— Begin Data entries —

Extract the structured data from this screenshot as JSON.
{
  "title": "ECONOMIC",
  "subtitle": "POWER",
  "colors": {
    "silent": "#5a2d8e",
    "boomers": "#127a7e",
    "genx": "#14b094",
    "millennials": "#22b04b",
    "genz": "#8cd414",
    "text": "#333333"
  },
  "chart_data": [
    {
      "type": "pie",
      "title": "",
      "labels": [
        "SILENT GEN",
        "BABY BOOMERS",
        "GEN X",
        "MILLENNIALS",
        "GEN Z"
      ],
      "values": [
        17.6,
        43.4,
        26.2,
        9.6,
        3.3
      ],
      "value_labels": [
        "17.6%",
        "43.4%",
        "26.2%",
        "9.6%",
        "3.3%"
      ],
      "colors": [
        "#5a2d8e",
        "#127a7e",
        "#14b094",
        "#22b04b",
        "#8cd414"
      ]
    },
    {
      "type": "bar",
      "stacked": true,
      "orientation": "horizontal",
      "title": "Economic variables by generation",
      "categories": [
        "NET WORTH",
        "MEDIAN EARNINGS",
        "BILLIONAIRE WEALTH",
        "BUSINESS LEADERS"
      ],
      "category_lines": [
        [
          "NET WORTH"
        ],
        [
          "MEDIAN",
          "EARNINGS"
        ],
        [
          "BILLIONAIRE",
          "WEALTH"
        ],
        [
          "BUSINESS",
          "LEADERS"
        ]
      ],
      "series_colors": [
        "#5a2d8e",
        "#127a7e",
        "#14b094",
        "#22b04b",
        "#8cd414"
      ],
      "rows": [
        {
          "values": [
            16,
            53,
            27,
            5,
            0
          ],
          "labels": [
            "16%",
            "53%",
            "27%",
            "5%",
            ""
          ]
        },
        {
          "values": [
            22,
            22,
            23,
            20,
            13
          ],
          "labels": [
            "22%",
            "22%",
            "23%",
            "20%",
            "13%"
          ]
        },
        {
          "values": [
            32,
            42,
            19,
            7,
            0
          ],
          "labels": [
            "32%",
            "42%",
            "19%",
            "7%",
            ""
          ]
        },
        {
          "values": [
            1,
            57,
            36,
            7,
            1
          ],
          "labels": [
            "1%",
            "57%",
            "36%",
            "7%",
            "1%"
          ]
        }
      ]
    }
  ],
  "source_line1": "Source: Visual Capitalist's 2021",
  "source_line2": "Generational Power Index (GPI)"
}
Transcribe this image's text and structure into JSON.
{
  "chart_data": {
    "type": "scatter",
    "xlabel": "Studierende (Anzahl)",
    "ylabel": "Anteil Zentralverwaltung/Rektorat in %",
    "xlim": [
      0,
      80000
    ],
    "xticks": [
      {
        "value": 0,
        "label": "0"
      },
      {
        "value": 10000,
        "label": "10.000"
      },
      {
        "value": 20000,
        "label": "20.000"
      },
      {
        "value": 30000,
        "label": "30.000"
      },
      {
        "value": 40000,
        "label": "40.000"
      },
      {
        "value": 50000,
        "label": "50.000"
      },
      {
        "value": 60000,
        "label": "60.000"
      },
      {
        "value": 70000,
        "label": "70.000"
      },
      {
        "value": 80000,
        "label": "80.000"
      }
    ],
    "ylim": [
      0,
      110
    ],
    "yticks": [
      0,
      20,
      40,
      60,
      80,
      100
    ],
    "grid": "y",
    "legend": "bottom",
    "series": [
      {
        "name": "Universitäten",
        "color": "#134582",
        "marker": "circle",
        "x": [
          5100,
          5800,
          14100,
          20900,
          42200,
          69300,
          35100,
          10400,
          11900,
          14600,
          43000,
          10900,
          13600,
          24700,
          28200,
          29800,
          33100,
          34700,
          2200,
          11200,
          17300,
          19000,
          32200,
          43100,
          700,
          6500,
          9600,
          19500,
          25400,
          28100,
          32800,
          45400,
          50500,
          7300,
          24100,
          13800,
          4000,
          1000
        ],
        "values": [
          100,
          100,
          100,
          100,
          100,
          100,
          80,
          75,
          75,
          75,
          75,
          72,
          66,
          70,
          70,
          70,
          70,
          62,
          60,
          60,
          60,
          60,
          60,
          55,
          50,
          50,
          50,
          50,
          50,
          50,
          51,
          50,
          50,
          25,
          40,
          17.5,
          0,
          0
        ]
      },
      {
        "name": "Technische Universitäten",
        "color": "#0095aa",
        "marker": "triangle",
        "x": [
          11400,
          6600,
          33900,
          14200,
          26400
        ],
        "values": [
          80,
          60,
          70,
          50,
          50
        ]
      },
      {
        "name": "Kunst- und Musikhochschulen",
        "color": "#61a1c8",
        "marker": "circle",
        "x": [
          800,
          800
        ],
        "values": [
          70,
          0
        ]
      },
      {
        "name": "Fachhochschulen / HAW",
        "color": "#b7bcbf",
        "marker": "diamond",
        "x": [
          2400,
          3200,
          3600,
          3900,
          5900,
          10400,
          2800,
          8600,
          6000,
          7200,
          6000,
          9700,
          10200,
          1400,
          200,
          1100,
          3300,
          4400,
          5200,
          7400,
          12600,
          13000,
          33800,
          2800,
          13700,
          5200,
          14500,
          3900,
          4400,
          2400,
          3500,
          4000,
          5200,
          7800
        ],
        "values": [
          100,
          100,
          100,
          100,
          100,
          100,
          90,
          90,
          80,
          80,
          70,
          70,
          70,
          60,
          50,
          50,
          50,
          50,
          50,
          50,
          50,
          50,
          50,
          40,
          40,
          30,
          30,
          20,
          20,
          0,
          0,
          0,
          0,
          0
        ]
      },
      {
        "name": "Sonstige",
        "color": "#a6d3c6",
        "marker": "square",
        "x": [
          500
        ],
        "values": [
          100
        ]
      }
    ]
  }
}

— End Data entries —

### Exercise aim
Copy each line of the entries that includes the word "text".

### Correct answer
    "text": "#333333"
Transcribe this image's text and structure into JSON.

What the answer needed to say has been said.